Problem description: Find all the lines with "etish" and gather them.
::::
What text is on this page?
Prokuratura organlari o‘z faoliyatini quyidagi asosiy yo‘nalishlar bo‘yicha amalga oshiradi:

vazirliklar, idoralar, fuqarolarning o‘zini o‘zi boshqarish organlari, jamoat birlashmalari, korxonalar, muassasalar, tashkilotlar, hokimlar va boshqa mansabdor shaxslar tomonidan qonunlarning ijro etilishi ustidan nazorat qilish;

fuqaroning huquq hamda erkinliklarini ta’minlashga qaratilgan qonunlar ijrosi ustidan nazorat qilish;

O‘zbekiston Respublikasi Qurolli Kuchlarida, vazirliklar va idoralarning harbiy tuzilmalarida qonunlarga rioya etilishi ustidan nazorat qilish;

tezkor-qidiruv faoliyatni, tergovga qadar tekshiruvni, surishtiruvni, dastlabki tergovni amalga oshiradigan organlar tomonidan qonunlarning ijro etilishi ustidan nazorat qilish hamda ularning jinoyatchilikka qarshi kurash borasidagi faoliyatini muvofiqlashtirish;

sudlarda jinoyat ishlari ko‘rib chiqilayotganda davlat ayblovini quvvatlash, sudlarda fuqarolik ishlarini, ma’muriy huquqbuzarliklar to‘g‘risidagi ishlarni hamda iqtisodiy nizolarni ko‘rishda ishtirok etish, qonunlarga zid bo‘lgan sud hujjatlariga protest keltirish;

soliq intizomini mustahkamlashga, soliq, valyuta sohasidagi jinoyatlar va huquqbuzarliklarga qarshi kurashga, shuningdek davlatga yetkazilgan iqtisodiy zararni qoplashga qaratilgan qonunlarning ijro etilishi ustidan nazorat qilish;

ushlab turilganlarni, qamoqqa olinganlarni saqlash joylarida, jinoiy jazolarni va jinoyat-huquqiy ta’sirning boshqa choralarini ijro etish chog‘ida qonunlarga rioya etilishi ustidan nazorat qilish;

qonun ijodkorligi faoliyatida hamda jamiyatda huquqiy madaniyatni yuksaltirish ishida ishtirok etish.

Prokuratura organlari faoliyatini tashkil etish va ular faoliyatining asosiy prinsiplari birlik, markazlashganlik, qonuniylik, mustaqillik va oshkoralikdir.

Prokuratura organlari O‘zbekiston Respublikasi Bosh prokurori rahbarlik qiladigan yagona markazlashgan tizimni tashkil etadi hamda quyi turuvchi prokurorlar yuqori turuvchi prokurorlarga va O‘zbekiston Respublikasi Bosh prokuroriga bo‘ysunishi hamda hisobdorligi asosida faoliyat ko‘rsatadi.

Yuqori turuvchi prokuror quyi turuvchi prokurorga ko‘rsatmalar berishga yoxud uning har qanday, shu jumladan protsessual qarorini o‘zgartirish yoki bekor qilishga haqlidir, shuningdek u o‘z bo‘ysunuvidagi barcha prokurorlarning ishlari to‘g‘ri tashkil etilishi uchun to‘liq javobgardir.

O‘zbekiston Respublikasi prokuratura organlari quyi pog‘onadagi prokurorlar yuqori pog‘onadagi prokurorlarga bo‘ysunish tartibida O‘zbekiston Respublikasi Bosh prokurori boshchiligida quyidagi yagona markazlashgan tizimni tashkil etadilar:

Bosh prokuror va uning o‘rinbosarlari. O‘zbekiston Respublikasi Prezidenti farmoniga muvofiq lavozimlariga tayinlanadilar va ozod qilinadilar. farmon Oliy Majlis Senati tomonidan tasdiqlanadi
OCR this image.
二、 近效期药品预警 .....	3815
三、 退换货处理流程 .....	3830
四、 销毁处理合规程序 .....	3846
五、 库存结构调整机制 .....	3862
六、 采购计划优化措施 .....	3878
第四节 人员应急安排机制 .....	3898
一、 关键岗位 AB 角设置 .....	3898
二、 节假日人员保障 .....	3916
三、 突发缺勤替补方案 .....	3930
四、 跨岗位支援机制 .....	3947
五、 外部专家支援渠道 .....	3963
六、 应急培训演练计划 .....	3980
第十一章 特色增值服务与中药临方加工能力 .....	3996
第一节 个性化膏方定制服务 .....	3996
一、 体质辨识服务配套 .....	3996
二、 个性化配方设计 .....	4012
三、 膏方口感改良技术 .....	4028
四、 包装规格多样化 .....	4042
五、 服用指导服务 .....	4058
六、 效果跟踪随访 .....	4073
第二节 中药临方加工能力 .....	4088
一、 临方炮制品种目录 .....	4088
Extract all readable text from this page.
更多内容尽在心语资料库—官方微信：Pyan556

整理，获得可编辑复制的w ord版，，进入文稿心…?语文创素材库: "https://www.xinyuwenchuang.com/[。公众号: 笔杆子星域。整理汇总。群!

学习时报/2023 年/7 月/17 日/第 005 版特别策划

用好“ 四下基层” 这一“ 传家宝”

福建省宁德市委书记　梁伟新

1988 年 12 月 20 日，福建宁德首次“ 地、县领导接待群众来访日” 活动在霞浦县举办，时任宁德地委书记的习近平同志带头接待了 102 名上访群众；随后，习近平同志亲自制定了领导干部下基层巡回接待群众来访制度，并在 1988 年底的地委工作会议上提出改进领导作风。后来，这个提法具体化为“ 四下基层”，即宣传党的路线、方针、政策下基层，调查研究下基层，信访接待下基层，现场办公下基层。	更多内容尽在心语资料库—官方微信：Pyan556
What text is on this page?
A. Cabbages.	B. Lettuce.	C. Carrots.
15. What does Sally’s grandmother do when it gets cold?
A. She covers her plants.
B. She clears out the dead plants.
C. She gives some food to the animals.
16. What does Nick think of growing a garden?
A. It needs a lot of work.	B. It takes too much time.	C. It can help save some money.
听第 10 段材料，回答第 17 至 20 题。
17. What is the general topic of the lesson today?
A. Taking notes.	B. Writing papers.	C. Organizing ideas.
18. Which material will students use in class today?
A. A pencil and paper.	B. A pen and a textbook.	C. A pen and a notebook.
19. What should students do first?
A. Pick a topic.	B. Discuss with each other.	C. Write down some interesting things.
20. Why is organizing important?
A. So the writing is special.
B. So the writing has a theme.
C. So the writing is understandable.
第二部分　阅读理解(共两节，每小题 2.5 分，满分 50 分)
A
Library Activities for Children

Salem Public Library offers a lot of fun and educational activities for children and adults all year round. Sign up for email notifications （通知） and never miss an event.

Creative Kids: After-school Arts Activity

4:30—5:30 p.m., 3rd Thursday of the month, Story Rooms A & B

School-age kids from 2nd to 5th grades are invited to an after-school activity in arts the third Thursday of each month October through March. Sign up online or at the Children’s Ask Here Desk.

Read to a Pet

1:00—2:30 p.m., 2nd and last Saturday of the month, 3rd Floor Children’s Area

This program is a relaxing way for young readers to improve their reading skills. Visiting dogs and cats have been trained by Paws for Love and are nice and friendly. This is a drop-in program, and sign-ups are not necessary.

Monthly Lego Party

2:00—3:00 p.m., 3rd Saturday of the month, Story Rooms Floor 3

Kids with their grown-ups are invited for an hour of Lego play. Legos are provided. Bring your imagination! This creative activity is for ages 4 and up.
::::
The solution:
sudlarda jinoyat ishlari ko‘rib chiqilayotganda davlat ayblovini quvvatlash, sudlarda fuqarolik ishlarini, ma’muriy huquqbuzarliklar to‘g‘risidagi ishlarni hamda iqtisodiy nizolarni ko‘rishda ishtirok etish, qonunlarga zid bo‘lgan sud hujjatlariga protest keltirish;
ushlab turilganlarni, qamoqqa olinganlarni saqlash joylarida, jinoiy jazolarni va jinoyat-huquqiy ta’sirning boshqa choralarini ijro etish chog‘ida qonunlarga rioya etilishi ustidan nazorat qilish;
qonun ijodkorligi faoliyatida hamda jamiyatda huquqiy madaniyatni yuksaltirish ishida ishtirok etish.
Prokuratura organlari faoliyatini tashkil etish va ular faoliyatining asosiy prinsiplari birlik, markazlashganlik, qonuniylik, mustaqillik va oshkoralikdir.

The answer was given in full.